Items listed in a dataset
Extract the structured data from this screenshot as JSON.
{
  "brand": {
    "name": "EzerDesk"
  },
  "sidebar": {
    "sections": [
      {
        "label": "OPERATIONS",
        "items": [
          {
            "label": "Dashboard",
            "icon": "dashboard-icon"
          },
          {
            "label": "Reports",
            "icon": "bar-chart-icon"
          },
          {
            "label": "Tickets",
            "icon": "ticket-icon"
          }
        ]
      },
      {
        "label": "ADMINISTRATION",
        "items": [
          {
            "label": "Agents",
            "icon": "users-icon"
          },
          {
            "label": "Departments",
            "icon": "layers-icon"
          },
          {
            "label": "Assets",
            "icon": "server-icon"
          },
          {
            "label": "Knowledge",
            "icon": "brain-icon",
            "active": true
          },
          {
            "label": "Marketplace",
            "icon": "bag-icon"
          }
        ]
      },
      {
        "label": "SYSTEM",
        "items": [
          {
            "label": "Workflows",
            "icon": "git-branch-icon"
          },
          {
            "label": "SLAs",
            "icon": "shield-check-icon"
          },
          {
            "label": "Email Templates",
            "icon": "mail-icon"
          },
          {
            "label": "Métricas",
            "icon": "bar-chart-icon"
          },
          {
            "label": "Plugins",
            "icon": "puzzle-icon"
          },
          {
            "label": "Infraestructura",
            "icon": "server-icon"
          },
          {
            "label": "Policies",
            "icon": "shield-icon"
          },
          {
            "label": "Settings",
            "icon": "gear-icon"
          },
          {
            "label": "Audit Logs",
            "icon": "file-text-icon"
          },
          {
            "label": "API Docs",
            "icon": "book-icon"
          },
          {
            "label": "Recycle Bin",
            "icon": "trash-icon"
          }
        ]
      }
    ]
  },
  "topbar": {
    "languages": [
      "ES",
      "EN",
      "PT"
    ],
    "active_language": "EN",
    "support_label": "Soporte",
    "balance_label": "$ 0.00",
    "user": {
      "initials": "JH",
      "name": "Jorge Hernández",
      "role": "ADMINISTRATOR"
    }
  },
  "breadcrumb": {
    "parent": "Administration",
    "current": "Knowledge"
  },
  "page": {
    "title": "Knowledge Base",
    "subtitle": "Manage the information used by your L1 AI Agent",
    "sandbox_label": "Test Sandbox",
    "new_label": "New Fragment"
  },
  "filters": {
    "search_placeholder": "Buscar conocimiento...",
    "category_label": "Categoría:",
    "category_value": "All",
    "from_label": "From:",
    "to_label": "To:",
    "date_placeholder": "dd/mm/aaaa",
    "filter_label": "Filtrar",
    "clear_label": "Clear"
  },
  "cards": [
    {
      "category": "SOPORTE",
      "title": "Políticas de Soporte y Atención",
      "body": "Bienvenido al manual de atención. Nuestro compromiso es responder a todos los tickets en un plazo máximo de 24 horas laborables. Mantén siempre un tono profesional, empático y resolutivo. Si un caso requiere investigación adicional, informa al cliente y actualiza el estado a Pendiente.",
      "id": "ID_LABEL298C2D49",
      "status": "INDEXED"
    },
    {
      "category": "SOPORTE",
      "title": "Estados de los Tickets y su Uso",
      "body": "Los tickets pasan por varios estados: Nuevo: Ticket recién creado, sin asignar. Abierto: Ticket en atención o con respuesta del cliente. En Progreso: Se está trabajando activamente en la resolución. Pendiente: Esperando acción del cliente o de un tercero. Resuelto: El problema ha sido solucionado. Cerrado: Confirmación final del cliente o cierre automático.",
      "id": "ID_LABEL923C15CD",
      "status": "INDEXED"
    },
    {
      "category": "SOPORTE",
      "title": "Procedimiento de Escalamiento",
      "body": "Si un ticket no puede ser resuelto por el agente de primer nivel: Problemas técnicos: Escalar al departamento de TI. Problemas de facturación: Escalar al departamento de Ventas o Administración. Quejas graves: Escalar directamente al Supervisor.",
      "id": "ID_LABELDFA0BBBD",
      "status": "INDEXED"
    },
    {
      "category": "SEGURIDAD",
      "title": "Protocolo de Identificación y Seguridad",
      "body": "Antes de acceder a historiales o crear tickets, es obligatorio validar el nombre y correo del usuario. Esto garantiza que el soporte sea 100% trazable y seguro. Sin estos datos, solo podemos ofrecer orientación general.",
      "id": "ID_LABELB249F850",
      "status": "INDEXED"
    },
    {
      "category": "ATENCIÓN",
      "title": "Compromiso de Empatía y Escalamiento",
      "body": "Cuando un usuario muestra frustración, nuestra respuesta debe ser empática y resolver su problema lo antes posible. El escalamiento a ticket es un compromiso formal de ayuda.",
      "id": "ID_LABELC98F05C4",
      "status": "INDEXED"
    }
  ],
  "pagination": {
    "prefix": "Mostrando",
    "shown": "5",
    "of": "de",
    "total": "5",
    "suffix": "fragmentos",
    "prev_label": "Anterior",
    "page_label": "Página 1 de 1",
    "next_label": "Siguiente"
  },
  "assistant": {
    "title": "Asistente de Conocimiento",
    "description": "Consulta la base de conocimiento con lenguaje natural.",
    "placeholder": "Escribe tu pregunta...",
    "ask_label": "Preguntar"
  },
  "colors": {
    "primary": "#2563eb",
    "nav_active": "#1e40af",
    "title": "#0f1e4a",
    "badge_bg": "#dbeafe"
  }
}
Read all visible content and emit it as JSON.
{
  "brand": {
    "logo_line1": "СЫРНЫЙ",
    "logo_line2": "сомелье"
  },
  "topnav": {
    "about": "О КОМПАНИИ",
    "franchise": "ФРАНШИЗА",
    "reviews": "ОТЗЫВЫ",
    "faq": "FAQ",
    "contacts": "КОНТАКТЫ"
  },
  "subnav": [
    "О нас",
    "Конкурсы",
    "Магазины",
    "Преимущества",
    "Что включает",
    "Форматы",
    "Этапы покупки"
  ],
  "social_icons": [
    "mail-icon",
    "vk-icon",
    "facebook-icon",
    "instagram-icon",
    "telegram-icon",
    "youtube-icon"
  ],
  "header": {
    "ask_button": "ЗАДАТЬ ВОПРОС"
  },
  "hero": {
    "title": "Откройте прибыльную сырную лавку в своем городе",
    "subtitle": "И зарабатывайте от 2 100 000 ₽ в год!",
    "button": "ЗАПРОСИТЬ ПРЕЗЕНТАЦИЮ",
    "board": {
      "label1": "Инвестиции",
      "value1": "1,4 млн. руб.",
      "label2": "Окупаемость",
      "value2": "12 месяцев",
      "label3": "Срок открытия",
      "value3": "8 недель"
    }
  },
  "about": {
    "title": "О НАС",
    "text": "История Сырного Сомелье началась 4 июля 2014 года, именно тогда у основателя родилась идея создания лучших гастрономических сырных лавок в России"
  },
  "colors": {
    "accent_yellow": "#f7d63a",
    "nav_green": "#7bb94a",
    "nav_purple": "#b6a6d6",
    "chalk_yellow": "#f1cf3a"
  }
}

### Directions
Output the records verbatim, from the first line to the last.

### Task solution
Extract the structured data from this screenshot as JSON.
{
  "brand": {
    "name": "EzerDesk"
  },
  "sidebar": {
    "sections": [
      {
        "label": "OPERATIONS",
        "items": [
          {
            "label": "Dashboard",
            "icon": "dashboard-icon"
          },
          {
            "label": "Reports",
            "icon": "bar-chart-icon"
          },
          {
            "label": "Tickets",
            "icon": "ticket-icon"
          }
        ]
      },
      {
        "label": "ADMINISTRATION",
        "items": [
          {
            "label": "Agents",
            "icon": "users-icon"
          },
          {
            "label": "Departments",
            "icon": "layers-icon"
          },
          {
            "label": "Assets",
            "icon": "server-icon"
          },
          {
            "label": "Knowledge",
            "icon": "brain-icon",
            "active": true
          },
          {
            "label": "Marketplace",
            "icon": "bag-icon"
          }
        ]
      },
      {
        "label": "SYSTEM",
        "items": [
          {
            "label": "Workflows",
            "icon": "git-branch-icon"
          },
          {
            "label": "SLAs",
            "icon": "shield-check-icon"
          },
          {
            "label": "Email Templates",
            "icon": "mail-icon"
          },
          {
            "label": "Métricas",
            "icon": "bar-chart-icon"
          },
          {
            "label": "Plugins",
            "icon": "puzzle-icon"
          },
          {
            "label": "Infraestructura",
            "icon": "server-icon"
          },
          {
            "label": "Policies",
            "icon": "shield-icon"
          },
          {
            "label": "Settings",
            "icon": "gear-icon"
          },
          {
            "label": "Audit Logs",
            "icon": "file-text-icon"
          },
          {
            "label": "API Docs",
            "icon": "book-icon"
          },
          {
            "label": "Recycle Bin",
            "icon": "trash-icon"
          }
        ]
      }
    ]
  },
  "topbar": {
    "languages": [
      "ES",
      "EN",
      "PT"
    ],
    "active_language": "EN",
    "support_label": "Soporte",
    "balance_label": "$ 0.00",
    "user": {
      "initials": "JH",
      "name": "Jorge Hernández",
      "role": "ADMINISTRATOR"
    }
  },
  "breadcrumb": {
    "parent": "Administration",
    "current": "Knowledge"
  },
  "page": {
    "title": "Knowledge Base",
    "subtitle": "Manage the information used by your L1 AI Agent",
    "sandbox_label": "Test Sandbox",
    "new_label": "New Fragment"
  },
  "filters": {
    "search_placeholder": "Buscar conocimiento...",
    "category_label": "Categoría:",
    "category_value": "All",
    "from_label": "From:",
    "to_label": "To:",
    "date_placeholder": "dd/mm/aaaa",
    "filter_label": "Filtrar",
    "clear_label": "Clear"
  },
  "cards": [
    {
      "category": "SOPORTE",
      "title": "Políticas de Soporte y Atención",
      "body": "Bienvenido al manual de atención. Nuestro compromiso es responder a todos los tickets en un plazo máximo de 24 horas laborables. Mantén siempre un tono profesional, empático y resolutivo. Si un caso requiere investigación adicional, informa al cliente y actualiza el estado a Pendiente.",
      "id": "ID_LABEL298C2D49",
      "status": "INDEXED"
    },
    {
      "category": "SOPORTE",
      "title": "Estados de los Tickets y su Uso",
      "body": "Los tickets pasan por varios estados: Nuevo: Ticket recién creado, sin asignar. Abierto: Ticket en atención o con respuesta del cliente. En Progreso: Se está trabajando activamente en la resolución. Pendiente: Esperando acción del cliente o de un tercero. Resuelto: El problema ha sido solucionado. Cerrado: Confirmación final del cliente o cierre automático.",
      "id": "ID_LABEL923C15CD",
      "status": "INDEXED"
    },
    {
      "category": "SOPORTE",
      "title": "Procedimiento de Escalamiento",
      "body": "Si un ticket no puede ser resuelto por el agente de primer nivel: Problemas técnicos: Escalar al departamento de TI. Problemas de facturación: Escalar al departamento de Ventas o Administración. Quejas graves: Escalar directamente al Supervisor.",
      "id": "ID_LABELDFA0BBBD",
      "status": "INDEXED"
    },
    {
      "category": "SEGURIDAD",
      "title": "Protocolo de Identificación y Seguridad",
      "body": "Antes de acceder a historiales o crear tickets, es obligatorio validar el nombre y correo del usuario. Esto garantiza que el soporte sea 100% trazable y seguro. Sin estos datos, solo podemos ofrecer orientación general.",
      "id": "ID_LABELB249F850",
      "status": "INDEXED"
    },
    {
      "category": "ATENCIÓN",
      "title": "Compromiso de Empatía y Escalamiento",
      "body": "Cuando un usuario muestra frustración, nuestra respuesta debe ser empática y resolver su problema lo antes posible. El escalamiento a ticket es un compromiso formal de ayuda.",
      "id": "ID_LABELC98F05C4",
      "status": "INDEXED"
    }
  ],
  "pagination": {
    "prefix": "Mostrando",
    "shown": "5",
    "of": "de",
    "total": "5",
    "suffix": "fragmentos",
    "prev_label": "Anterior",
    "page_label": "Página 1 de 1",
    "next_label": "Siguiente"
  },
  "assistant": {
    "title": "Asistente de Conocimiento",
    "description": "Consulta la base de conocimiento con lenguaje natural.",
    "placeholder": "Escribe tu pregunta...",
    "ask_label": "Preguntar"
  },
  "colors": {
    "primary": "#2563eb",
    "nav_active": "#1e40af",
    "title": "#0f1e4a",
    "badge_bg": "#dbeafe"
  }
}
Read all visible content and emit it as JSON.
{
  "brand": {
    "logo_line1": "СЫРНЫЙ",
    "logo_line2": "сомелье"
  },
  "topnav": {
    "about": "О КОМПАНИИ",
    "franchise": "ФРАНШИЗА",
    "reviews": "ОТЗЫВЫ",
    "faq": "FAQ",
    "contacts": "КОНТАКТЫ"
  },
  "subnav": [
    "О нас",
    "Конкурсы",
    "Магазины",
    "Преимущества",
    "Что включает",
    "Форматы",
    "Этапы покупки"
  ],
  "social_icons": [
    "mail-icon",
    "vk-icon",
    "facebook-icon",
    "instagram-icon",
    "telegram-icon",
    "youtube-icon"
  ],
  "header": {
    "ask_button": "ЗАДАТЬ ВОПРОС"
  },
  "hero": {
    "title": "Откройте прибыльную сырную лавку в своем городе",
    "subtitle": "И зарабатывайте от 2 100 000 ₽ в год!",
    "button": "ЗАПРОСИТЬ ПРЕЗЕНТАЦИЮ",
    "board": {
      "label1": "Инвестиции",
      "value1": "1,4 млн. руб.",
      "label2": "Окупаемость",
      "value2": "12 месяцев",
      "label3": "Срок открытия",
      "value3": "8 недель"
    }
  },
  "about": {
    "title": "О НАС",
    "text": "История Сырного Сомелье началась 4 июля 2014 года, именно тогда у основателя родилась идея создания лучших гастрономических сырных лавок в России"
  },
  "colors": {
    "accent_yellow": "#f7d63a",
    "nav_green": "#7bb94a",
    "nav_purple": "#b6a6d6",
    "chalk_yellow": "#f1cf3a"
  }
}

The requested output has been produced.